* [EXTRAIT CHOISI]:
Le vice-président du conseil exécutif du Hezbollah, cheikh Nabil Kaouk, a déclaré dimanche que son parti incite à l'élection d'un président qui serait "craint par Israël", soulignant que le Liban ne peut accepter un chef de l’État qui se poserait contre la résistance et contre la Syrie de Bachar el-Assad.
Ces déclarations interviennent alors que les députés libanais ont été convoqués le 23 avril pour un premier tour de scrutin dans la cadre de la présidentielle visant à élire un successeur à Michel Sleiman dont le mandat expire le 25 mai.
"Nous cherchons à assurer l'élection d'un président fort qui serait craint par Israël et que l’État hébreu ne voudrait pas voir au palais de Baabda", a déclaré cheikh Kaouk. "Le Liban est à la veille d'un moment d'envergure nationale qui concerne tous les Libanais, et le Hezbollah est très préoccupé par le cours de cette élection présidentielle. Il n'est pas un simple spectateur", a-t-il poursuivi, avant d'appeler ceux qui "parient sur l'élection d'un président anti-résistance et anti-Syrie" à "cesser ces paris" soulignant que "le Liban ne peut tolérer un tel président".
Cheikh Kaouk a en outre défini un "président fort" comme étant "le plus solide au niveau national et dont l'élection représenterait un message de fermeté et d'invincibilité face à Israël et aux takfiristes".
(Voir : Qu'attendez-vous du prochain président ? Les Libanais, à travers le pays, répondent)
Ces derniers mois, la question de la résistance et de l'engagement du Hezbollah en Syrie ont constitué un sujet de tension entre le parti chiite et le président sortant.
Le Hezbollah et Michel Sleiman sont à couteaux tirés depuis que ce dernier a qualifié, lors d'un discours début mars à l'Université Saint-Esprit de Kaslik, d'"équation en langue de bois", la formule "peuple-armée-résistance" portée par le Hezbollah. Des déclarations auxquelles le parti chiite a répondu en estimant que M. Sleiman ne savait pas faire la "différence entre l'or et le bois" et requérait des "soins spéciaux". Depuis, le chef de l’État multiplie les appels à un désengagement du parti chiite du conflit syrien et à la mise en place d'une stratégie de défense avec l'État comme autorité de référence. Une attaque directe contre les armes du Hezbollah actuellement placées hors de la tutelle de l’État.
"Le Hezbollah a pris des positions inappropriées et j'ai fait des remarques que les responsables du parti n'ont pas appréciées", a d'ailleurs indiqué dimanche M. Sleiman à l'issue d'une réunion à huis-clos avec le patriarche maronite Béchara Raï avant la messe de Pâques à Bkerké. "Le président doit préserver la Constitution et la souveraineté du pays et il ne représente aucune partie en particulier", a-t-il ajouté.

* [CONSIGNE ÉCRITE 1]:
Reproduisez fidèlement la partie de l'extrait qui va de « Le Hezbollah et » jusqu'à « tutelle de l’État. ».
* [CONSIGNE ÉCRITE 2]:
Répondez brièvement aux questions suivantes d'après l'extrait.
(a) Pour quelle date les députés libanais ont-ils été convoqués au premier tour de scrutin ?
(b) Dans quel établissement Michel Sleiman a-t-il prononcé son discours début mars ?
(c) Avec qui Michel Sleiman s'est-il réuni à huis clos dimanche ?

* [DONNÉES FOURNIES]:
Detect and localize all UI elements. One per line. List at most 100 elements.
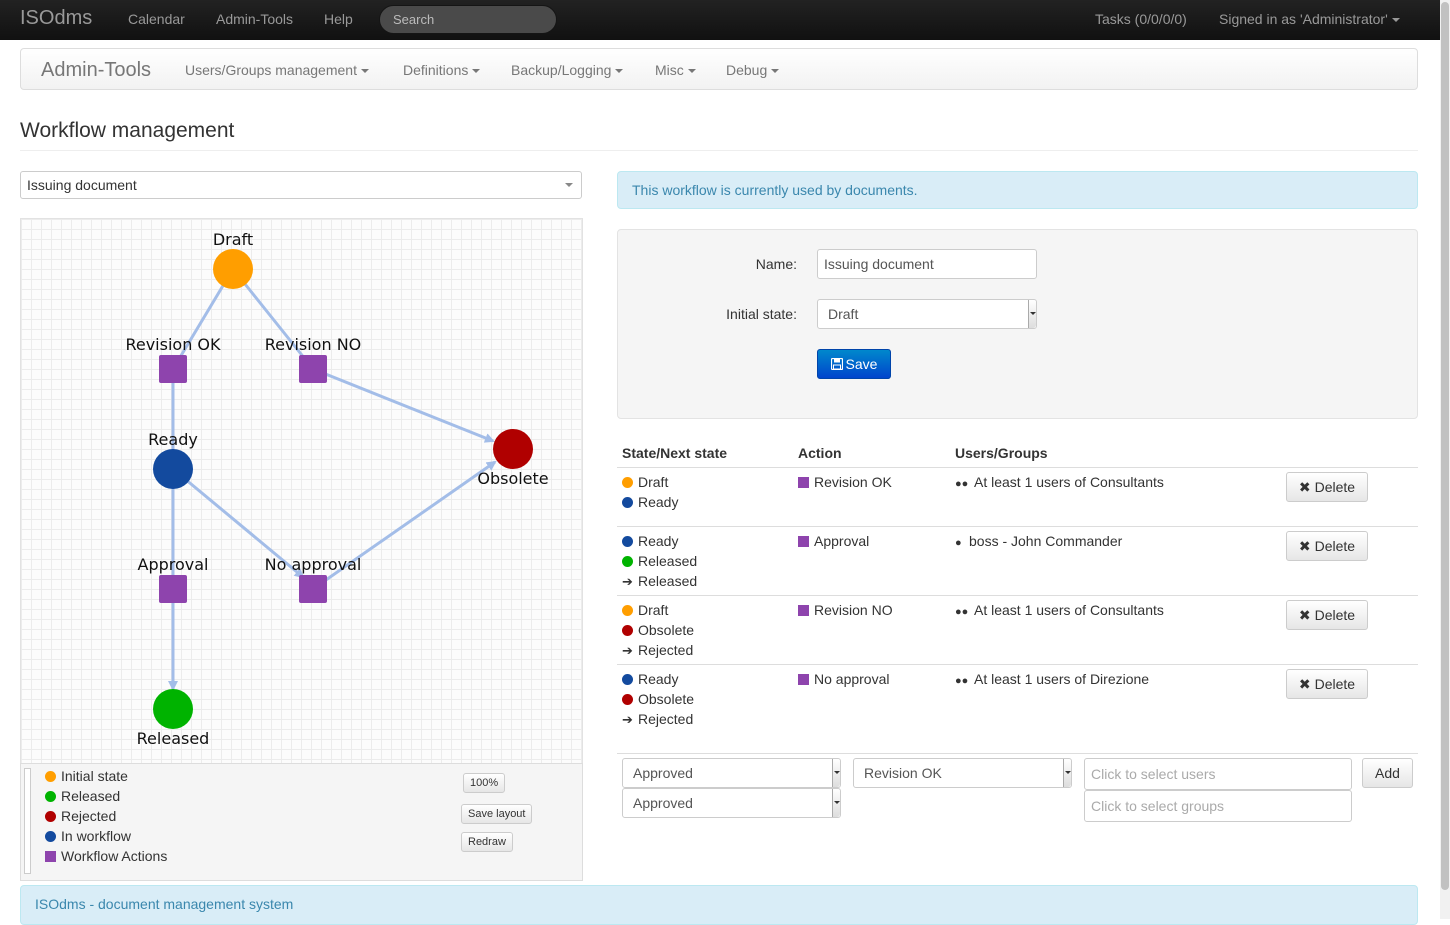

* [RÉSULTAT DE L'EXERCICE 1]:
Le Hezbollah et Michel Sleiman sont à couteaux tirés depuis que ce dernier a qualifié, lors d'un discours début mars à l'Université Saint-Esprit de Kaslik, d'"équation en langue de bois", la formule "peuple-armée-résistance" portée par le Hezbollah. Des déclarations auxquelles le parti chiite a répondu en estimant que M. Sleiman ne savait pas faire la "différence entre l'or et le bois" et requérait des "soins spéciaux". Depuis, le chef de l’État multiplie les appels à un désengagement du parti chiite du conflit syrien et à la mise en place d'une stratégie de défense avec l'État comme autorité de référence. Une attaque directe contre les armes du Hezbollah actuellement placées hors de la tutelle de l’État.

* [RÉSULTAT DE L'EXERCICE 2]:
(a) Le 23 avril.
(b) À l'Université Saint-Esprit de Kaslik.
(c) Avec le patriarche maronite Béchara Raï.